Text for analysis:
──────────────────────────────

- Born: 20 January 1822 Cotton Lodge, Woodside, Aberdeen
- Died: 8 February 1885 (aged 64) Portsoy, Aberdeenshire, Scotland
- Burial place: St Nicholas Cemetery, Aberdeen
- Occupations: Botanist; Entomologist; Teacher
- Notable work: "Flowers, Grasses and Shrubs with Anecdotes and Poetical Illustrations"(1860); "Familiar Teachings on Natural History: A Book for the Use of Schools and Families" (1864);
- Parents: William Pirie (father); Clementina Anderson (mother);

= Mary Pirie =

Scottish botanist and teacher

Mary Pirie (20 January 1822 – 8 February 1885) was a Scottish botanist and teacher. She had an interest in education and studied botany and entomology, calling entomology the study of "animated nature" which is the key focus of her second work. She believed one of the great benefits of natural sciences was the way that it is accessible to the masses, stating "The Science of Botany is the branch of Natural History most generally accessible to all; it is the science which furnishes us with the key to unlock the cabinet and unfold the wonders of the Floral Kingdom". This was cited as a key reason for her writing about botany in a digestible way through poetry and illustrations.

──────────────────────────────

Brief A: List every occupation given for Mary Pirie in the Mary Pirie profile.
Brief B: Please state where Mary Pirie was buried, according to the Mary Pirie profile.
Brief C: Rewrite the passage of the Mary Pirie profile between "Mary Pirie (20" and "poetry and illustrations.", inclusive, swapping "entomology" for "zoology".
The records have no connection to the Mary Pirie profile.

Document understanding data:
──────────────────────────────

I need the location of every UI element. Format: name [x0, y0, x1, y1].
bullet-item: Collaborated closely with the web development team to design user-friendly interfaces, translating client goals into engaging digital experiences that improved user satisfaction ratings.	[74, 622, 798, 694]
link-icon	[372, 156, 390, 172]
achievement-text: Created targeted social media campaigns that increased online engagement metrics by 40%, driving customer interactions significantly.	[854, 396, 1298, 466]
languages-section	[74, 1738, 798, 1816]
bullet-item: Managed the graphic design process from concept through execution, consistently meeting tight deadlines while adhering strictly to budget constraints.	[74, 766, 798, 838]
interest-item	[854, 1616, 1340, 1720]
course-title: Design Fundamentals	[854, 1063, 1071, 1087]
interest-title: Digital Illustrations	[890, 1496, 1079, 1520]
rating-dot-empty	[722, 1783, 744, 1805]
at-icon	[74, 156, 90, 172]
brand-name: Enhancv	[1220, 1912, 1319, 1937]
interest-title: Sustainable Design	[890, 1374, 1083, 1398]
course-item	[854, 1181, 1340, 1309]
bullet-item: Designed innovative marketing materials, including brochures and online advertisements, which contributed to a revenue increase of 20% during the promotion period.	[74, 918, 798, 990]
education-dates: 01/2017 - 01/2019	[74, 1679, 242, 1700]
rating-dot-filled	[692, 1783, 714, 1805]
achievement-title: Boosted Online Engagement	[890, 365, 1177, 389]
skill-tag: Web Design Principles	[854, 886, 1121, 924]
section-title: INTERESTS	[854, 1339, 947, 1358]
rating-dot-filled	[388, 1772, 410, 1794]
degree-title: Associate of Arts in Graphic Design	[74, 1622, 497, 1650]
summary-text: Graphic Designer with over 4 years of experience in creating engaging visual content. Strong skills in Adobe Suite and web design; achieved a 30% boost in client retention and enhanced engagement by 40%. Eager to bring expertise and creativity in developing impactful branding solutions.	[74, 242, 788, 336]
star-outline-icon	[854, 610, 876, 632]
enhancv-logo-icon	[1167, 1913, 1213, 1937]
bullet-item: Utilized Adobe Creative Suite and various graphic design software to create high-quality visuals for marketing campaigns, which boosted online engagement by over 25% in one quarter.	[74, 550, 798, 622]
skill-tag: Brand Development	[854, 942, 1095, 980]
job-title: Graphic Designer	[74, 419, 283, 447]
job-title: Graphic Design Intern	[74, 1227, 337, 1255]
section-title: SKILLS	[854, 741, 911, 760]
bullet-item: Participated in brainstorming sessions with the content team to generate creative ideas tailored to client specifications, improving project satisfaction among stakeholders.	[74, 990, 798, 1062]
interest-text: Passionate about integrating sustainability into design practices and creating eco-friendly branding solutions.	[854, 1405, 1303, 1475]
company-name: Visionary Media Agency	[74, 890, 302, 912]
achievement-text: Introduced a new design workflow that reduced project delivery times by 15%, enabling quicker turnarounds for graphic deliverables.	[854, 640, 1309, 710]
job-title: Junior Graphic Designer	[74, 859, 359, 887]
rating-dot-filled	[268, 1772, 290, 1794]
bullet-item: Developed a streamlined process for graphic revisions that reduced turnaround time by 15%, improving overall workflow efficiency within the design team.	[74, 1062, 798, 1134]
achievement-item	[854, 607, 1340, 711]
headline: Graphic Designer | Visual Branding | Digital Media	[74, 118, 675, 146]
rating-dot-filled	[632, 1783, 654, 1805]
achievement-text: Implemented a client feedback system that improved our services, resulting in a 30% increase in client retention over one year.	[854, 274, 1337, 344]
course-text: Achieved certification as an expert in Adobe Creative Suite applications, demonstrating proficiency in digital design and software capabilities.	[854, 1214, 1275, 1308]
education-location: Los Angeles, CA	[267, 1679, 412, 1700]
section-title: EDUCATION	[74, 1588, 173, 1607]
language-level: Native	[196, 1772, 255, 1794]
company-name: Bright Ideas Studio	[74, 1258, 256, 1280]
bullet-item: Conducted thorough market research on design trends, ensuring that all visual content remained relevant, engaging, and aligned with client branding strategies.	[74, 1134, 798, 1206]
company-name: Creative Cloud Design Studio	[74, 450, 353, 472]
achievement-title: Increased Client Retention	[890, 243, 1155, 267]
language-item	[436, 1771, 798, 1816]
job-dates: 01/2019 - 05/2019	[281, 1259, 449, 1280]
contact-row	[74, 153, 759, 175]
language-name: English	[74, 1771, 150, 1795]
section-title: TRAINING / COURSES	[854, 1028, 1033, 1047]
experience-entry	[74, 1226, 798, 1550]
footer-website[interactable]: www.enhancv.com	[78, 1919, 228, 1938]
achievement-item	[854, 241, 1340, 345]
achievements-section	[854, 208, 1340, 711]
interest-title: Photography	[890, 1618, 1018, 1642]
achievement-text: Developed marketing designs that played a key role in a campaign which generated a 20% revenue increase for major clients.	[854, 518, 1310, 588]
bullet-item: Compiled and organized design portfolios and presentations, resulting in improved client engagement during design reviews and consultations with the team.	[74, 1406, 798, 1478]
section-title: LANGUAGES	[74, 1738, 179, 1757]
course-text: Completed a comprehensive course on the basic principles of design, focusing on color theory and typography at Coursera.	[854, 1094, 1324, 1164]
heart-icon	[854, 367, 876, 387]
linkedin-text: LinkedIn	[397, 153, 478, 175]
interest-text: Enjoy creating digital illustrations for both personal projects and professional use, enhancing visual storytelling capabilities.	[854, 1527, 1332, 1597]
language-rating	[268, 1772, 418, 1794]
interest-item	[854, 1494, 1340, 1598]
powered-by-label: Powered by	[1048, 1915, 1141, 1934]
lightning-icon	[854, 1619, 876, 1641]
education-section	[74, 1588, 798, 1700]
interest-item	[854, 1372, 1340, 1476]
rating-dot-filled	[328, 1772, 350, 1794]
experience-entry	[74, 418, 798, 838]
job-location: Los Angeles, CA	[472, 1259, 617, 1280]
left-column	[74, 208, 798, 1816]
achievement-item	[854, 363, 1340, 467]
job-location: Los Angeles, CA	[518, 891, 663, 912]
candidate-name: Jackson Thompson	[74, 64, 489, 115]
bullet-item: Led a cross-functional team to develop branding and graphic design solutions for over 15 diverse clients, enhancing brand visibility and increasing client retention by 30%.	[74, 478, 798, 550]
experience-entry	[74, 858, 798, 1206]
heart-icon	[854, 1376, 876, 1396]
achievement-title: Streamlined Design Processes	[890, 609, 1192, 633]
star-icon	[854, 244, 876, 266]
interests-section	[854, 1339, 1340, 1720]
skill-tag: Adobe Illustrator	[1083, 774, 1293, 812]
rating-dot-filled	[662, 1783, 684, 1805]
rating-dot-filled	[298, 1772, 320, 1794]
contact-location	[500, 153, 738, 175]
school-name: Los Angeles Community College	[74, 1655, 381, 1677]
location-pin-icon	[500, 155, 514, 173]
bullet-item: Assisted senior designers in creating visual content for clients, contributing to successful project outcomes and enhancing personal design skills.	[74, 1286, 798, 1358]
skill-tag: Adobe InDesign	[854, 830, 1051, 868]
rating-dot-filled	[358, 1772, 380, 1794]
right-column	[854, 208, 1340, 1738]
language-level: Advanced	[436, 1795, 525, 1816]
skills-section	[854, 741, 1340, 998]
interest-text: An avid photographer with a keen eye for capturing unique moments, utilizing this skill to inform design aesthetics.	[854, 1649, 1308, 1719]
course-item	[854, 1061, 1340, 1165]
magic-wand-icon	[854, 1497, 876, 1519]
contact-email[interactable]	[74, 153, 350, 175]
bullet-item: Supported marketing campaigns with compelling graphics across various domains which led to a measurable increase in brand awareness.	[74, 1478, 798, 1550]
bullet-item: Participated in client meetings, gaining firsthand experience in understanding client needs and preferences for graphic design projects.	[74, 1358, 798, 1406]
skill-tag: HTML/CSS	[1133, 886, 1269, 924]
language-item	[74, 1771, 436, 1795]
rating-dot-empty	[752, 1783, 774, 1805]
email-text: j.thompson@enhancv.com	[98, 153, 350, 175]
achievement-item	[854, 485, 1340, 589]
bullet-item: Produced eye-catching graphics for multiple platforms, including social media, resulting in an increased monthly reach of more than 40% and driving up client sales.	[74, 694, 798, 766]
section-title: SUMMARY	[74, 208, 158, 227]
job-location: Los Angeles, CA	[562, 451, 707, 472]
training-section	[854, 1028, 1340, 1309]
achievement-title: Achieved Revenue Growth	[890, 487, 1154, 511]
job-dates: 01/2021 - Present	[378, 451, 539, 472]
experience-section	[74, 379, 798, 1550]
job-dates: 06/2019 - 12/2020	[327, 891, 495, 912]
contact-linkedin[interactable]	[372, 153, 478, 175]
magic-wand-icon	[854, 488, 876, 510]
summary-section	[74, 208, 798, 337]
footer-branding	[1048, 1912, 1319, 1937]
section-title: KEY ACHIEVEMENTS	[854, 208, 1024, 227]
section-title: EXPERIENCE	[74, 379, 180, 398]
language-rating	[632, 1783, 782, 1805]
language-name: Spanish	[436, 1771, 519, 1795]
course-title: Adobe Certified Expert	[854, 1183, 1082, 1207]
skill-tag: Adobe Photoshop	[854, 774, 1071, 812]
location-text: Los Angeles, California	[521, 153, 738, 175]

──────────────────────────────

Your solution A: Botanist, Entomologist, Teacher

Your solution B: St Nicholas Cemetery, Aberdeen

Your solution C:
Mary Pirie (20 January 1822 – 8 February 1885) was a Scottish botanist and teacher. She had an interest in education and studied botany and zoology, calling zoology the study of "animated nature" which is the key focus of her second work. She believed one of the great benefits of natural sciences was the way that it is accessible to the masses, stating "The Science of Botany is the branch of Natural History most generally accessible to all; it is the science which furnishes us with the key to unlock the cabinet and unfold the wonders of the Floral Kingdom". This was cited as a key reason for her writing about botany in a digestible way through poetry and illustrations.